··· Entries supplied ···

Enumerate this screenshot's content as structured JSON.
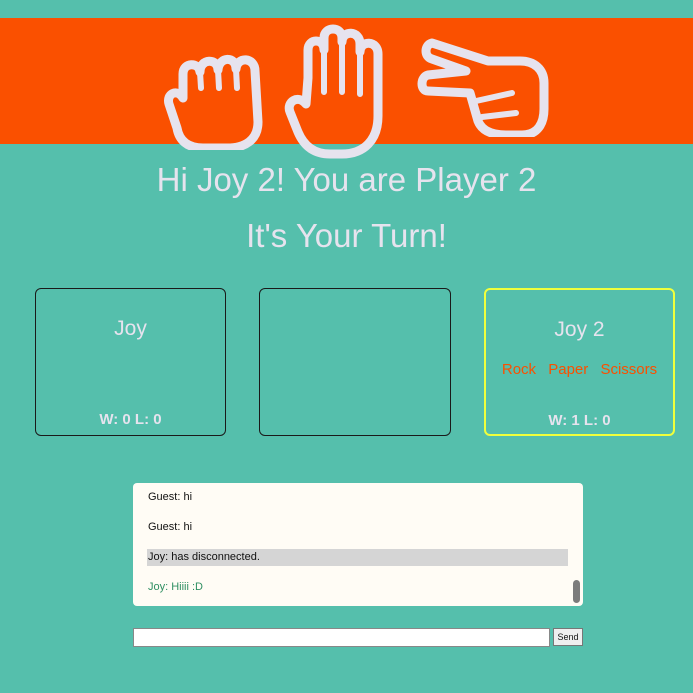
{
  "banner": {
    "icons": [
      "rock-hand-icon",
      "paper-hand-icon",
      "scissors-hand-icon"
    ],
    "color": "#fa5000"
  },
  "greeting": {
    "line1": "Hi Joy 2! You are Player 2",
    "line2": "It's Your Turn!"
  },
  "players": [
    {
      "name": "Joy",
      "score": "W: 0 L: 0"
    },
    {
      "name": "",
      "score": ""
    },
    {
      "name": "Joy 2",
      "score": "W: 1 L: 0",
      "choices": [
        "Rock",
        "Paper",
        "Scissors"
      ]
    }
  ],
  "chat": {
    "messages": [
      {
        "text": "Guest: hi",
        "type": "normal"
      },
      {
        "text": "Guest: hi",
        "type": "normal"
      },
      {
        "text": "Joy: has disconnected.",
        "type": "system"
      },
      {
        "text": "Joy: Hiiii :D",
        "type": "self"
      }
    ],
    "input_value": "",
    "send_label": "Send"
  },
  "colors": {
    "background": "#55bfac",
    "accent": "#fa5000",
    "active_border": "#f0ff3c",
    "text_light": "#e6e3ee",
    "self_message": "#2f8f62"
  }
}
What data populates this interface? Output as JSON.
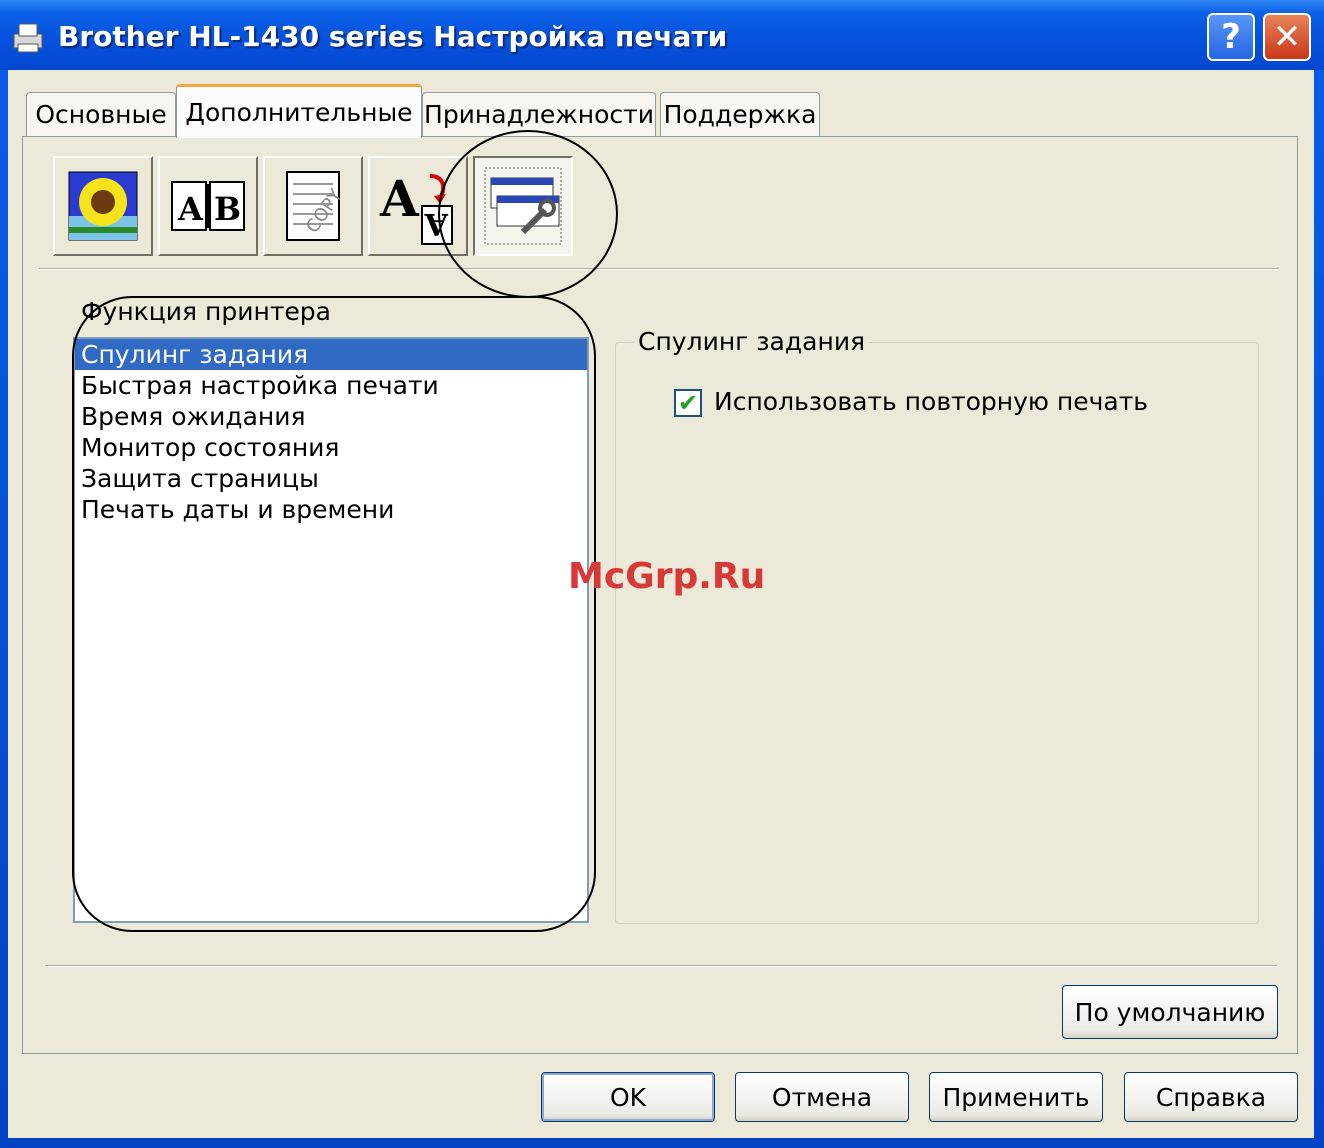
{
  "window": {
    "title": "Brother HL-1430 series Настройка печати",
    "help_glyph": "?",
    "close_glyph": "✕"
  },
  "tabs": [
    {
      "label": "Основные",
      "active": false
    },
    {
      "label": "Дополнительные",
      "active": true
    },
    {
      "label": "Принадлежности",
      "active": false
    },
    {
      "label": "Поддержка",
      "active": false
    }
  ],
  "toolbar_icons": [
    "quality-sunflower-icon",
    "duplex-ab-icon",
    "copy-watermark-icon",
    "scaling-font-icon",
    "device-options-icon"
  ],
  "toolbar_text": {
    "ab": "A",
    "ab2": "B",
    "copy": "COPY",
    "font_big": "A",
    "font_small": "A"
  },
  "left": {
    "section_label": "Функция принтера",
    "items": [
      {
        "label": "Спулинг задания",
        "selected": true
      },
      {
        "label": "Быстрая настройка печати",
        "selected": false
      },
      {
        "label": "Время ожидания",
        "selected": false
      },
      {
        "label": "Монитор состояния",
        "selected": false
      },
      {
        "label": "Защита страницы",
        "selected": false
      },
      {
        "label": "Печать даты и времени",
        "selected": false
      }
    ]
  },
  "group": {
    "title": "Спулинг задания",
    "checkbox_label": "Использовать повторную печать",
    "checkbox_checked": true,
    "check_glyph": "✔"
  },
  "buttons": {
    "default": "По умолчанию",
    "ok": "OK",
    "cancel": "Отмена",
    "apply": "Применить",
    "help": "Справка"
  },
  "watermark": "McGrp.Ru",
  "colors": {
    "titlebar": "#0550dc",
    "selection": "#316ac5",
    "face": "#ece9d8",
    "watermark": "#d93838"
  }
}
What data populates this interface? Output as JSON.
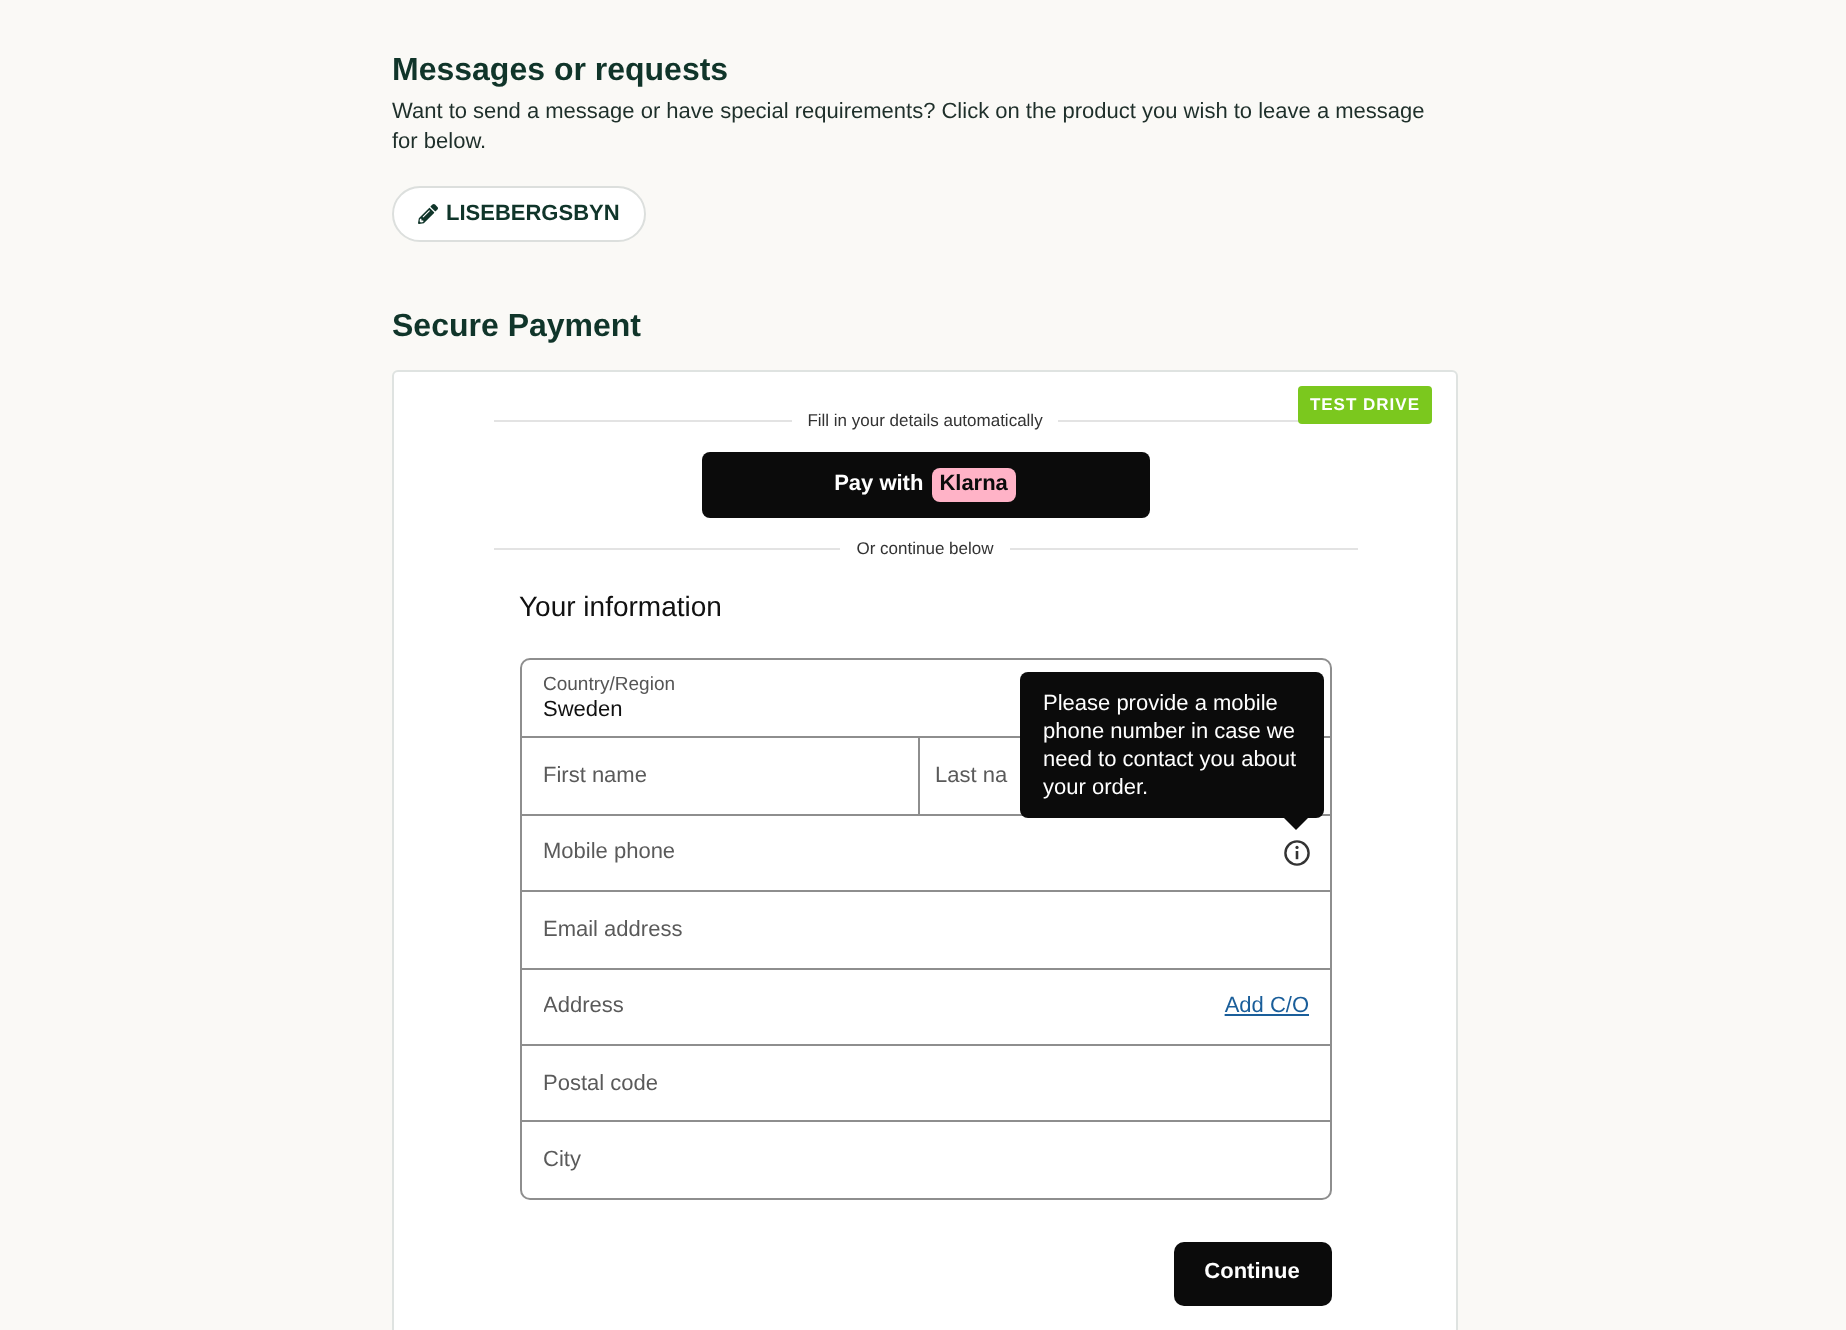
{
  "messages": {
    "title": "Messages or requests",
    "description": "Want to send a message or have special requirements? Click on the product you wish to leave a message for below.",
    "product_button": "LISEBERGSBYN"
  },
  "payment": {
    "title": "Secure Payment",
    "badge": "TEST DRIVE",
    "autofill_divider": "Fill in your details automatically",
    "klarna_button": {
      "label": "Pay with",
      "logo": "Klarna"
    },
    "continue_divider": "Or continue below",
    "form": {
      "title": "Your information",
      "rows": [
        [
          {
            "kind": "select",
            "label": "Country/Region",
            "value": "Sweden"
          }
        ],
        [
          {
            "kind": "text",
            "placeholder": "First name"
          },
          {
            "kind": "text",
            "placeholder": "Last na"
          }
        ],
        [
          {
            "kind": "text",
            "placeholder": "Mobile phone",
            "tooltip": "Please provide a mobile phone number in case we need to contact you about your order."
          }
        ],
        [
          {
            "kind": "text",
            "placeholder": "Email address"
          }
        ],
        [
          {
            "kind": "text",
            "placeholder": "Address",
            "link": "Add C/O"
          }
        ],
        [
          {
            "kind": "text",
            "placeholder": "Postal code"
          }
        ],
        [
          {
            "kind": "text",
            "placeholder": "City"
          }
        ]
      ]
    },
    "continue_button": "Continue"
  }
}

···

The records above must be transcribed exactly. Pictures are left out of the copy.

Enumerate this screenshot's content as structured JSON.
{
  "banner": {
    "icons": [
      "rock-hand-icon",
      "paper-hand-icon",
      "scissors-hand-icon"
    ],
    "color": "#fa5000"
  },
  "greeting": {
    "line1": "Hi Joy 2! You are Player 2",
    "line2": "It's Your Turn!"
  },
  "players": [
    {
      "name": "Joy",
      "score": "W: 0 L: 0"
    },
    {
      "name": "",
      "score": ""
    },
    {
      "name": "Joy 2",
      "score": "W: 1 L: 0",
      "choices": [
        "Rock",
        "Paper",
        "Scissors"
      ]
    }
  ],
  "chat": {
    "messages": [
      {
        "text": "Guest: hi",
        "type": "normal"
      },
      {
        "text": "Guest: hi",
        "type": "normal"
      },
      {
        "text": "Joy: has disconnected.",
        "type": "system"
      },
      {
        "text": "Joy: Hiiii :D",
        "type": "self"
      }
    ],
    "input_value": "",
    "send_label": "Send"
  },
  "colors": {
    "background": "#55bfac",
    "accent": "#fa5000",
    "active_border": "#f0ff3c",
    "text_light": "#e6e3ee",
    "self_message": "#2f8f62"
  }
}
What data populates this interface? Output as JSON.
{
  "window": {
    "title": "Brother HL-1430 series Настройка печати",
    "help_glyph": "?",
    "close_glyph": "✕"
  },
  "tabs": [
    {
      "label": "Основные",
      "active": false
    },
    {
      "label": "Дополнительные",
      "active": true
    },
    {
      "label": "Принадлежности",
      "active": false
    },
    {
      "label": "Поддержка",
      "active": false
    }
  ],
  "toolbar_icons": [
    "quality-sunflower-icon",
    "duplex-ab-icon",
    "copy-watermark-icon",
    "scaling-font-icon",
    "device-options-icon"
  ],
  "toolbar_text": {
    "ab": "A",
    "ab2": "B",
    "copy": "COPY",
    "font_big": "A",
    "font_small": "A"
  },
  "left": {
    "section_label": "Функция принтера",
    "items": [
      {
        "label": "Спулинг задания",
        "selected": true
      },
      {
        "label": "Быстрая настройка печати",
        "selected": false
      },
      {
        "label": "Время ожидания",
        "selected": false
      },
      {
        "label": "Монитор состояния",
        "selected": false
      },
      {
        "label": "Защита страницы",
        "selected": false
      },
      {
        "label": "Печать даты и времени",
        "selected": false
      }
    ]
  },
  "group": {
    "title": "Спулинг задания",
    "checkbox_label": "Использовать повторную печать",
    "checkbox_checked": true,
    "check_glyph": "✔"
  },
  "buttons": {
    "default": "По умолчанию",
    "ok": "OK",
    "cancel": "Отмена",
    "apply": "Применить",
    "help": "Справка"
  },
  "watermark": "McGrp.Ru",
  "colors": {
    "titlebar": "#0550dc",
    "selection": "#316ac5",
    "face": "#ece9d8",
    "watermark": "#d93838"
  }
}
What data populates this interface? Output as JSON.
{
  "messages": {
    "title": "Messages or requests",
    "description": "Want to send a message or have special requirements? Click on the product you wish to leave a message for below.",
    "product_button": "LISEBERGSBYN"
  },
  "payment": {
    "title": "Secure Payment",
    "badge": "TEST DRIVE",
    "autofill_divider": "Fill in your details automatically",
    "klarna_button": {
      "label": "Pay with",
      "logo": "Klarna"
    },
    "continue_divider": "Or continue below",
    "form": {
      "title": "Your information",
      "rows": [
        [
          {
            "kind": "select",
            "label": "Country/Region",
            "value": "Sweden"
          }
        ],
        [
          {
            "kind": "text",
            "placeholder": "First name"
          },
          {
            "kind": "text",
            "placeholder": "Last na"
          }
        ],
        [
          {
            "kind": "text",
            "placeholder": "Mobile phone",
            "tooltip": "Please provide a mobile phone number in case we need to contact you about your order."
          }
        ],
        [
          {
            "kind": "text",
            "placeholder": "Email address"
          }
        ],
        [
          {
            "kind": "text",
            "placeholder": "Address",
            "link": "Add C/O"
          }
        ],
        [
          {
            "kind": "text",
            "placeholder": "Postal code"
          }
        ],
        [
          {
            "kind": "text",
            "placeholder": "City"
          }
        ]
      ]
    },
    "continue_button": "Continue"
  }
}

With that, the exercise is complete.